### Your instructions:
Work out the number of lines with the word "wave" in the material below, then reply with that number only.

[Items from a figure collection]
(begin)

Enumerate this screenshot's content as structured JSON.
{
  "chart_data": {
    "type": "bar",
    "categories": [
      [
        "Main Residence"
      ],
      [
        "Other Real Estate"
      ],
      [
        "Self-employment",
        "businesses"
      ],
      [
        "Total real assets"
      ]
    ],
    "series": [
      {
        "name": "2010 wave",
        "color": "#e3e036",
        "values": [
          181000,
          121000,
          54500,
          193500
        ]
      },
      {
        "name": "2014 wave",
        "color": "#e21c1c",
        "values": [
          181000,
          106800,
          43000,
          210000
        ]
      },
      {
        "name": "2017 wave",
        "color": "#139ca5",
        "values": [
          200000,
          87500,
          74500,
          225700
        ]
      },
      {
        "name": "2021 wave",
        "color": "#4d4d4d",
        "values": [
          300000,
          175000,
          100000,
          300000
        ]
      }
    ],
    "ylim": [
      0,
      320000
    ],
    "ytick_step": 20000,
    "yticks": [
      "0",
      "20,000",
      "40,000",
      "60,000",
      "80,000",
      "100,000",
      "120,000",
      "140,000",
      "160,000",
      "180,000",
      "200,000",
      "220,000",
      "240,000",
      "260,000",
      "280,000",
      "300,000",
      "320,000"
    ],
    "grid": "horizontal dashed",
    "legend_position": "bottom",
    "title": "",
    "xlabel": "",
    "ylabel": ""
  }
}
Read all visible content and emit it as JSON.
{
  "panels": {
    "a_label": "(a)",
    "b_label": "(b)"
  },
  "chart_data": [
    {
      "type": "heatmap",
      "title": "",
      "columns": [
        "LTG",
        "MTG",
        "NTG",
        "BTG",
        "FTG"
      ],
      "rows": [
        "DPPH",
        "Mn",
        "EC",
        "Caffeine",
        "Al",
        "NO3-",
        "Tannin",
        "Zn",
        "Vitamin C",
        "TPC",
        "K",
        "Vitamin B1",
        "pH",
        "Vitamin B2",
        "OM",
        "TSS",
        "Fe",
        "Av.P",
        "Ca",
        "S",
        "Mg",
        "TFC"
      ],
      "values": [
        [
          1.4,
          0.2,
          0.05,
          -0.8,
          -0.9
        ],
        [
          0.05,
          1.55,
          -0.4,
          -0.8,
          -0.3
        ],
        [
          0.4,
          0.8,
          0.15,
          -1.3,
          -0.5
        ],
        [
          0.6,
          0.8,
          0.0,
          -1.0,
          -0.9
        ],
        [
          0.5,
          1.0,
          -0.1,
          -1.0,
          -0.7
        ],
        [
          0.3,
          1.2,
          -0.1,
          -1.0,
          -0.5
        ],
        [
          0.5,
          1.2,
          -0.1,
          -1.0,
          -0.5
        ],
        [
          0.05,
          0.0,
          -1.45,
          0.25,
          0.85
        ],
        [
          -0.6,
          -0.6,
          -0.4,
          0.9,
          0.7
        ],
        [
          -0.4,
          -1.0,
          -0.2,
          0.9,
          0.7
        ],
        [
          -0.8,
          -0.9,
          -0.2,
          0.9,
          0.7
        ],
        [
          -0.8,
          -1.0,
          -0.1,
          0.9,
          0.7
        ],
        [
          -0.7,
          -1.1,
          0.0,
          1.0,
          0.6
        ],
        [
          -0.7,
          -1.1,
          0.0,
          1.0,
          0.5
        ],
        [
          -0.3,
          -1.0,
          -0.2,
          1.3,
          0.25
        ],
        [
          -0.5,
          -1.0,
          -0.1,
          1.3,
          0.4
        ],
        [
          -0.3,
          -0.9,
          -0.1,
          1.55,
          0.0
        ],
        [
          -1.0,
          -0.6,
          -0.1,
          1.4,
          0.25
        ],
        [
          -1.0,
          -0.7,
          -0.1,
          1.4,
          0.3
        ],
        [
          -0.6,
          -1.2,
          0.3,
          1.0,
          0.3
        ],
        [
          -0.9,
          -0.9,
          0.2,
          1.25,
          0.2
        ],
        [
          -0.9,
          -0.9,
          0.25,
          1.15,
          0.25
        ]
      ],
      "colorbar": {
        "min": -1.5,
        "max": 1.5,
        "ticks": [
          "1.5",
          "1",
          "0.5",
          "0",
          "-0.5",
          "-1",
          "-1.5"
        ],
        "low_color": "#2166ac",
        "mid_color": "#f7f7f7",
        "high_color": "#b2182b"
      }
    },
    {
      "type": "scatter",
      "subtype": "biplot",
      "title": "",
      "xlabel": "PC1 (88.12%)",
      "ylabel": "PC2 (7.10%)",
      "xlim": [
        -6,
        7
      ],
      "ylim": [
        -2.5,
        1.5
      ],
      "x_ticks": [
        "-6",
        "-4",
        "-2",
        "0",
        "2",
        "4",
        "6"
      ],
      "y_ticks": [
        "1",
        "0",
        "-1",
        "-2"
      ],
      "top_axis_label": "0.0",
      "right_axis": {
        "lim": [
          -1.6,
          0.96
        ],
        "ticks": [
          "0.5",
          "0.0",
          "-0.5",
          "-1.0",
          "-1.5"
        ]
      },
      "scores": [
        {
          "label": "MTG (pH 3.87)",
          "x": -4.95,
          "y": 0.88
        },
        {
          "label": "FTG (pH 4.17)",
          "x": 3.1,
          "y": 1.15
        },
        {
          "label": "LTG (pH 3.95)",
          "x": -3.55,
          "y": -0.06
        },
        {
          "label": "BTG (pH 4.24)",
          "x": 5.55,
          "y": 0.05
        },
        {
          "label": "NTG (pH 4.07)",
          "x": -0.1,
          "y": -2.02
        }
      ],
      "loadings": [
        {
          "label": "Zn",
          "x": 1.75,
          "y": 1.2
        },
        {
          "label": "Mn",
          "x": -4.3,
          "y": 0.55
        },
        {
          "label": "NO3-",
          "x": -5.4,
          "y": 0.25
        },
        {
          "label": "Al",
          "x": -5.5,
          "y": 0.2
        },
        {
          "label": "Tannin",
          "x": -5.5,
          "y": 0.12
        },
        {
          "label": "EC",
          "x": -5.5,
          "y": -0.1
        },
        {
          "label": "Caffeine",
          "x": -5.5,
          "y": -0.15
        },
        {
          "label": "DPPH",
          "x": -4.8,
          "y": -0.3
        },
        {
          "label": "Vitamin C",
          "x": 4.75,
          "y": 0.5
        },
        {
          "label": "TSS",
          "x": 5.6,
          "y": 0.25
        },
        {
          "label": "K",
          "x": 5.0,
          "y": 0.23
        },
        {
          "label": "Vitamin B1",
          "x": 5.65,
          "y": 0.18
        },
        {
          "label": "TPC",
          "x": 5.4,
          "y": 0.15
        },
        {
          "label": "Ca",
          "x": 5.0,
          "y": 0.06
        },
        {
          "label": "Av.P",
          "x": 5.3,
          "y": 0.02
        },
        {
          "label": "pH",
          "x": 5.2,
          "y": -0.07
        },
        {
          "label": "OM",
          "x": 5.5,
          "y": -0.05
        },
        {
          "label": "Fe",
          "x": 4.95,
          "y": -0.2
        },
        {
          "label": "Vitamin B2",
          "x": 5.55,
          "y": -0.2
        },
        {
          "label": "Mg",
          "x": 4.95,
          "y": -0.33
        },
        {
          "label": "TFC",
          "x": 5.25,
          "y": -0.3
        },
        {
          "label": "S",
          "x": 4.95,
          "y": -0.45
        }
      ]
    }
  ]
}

(end)

### Answer in full:
4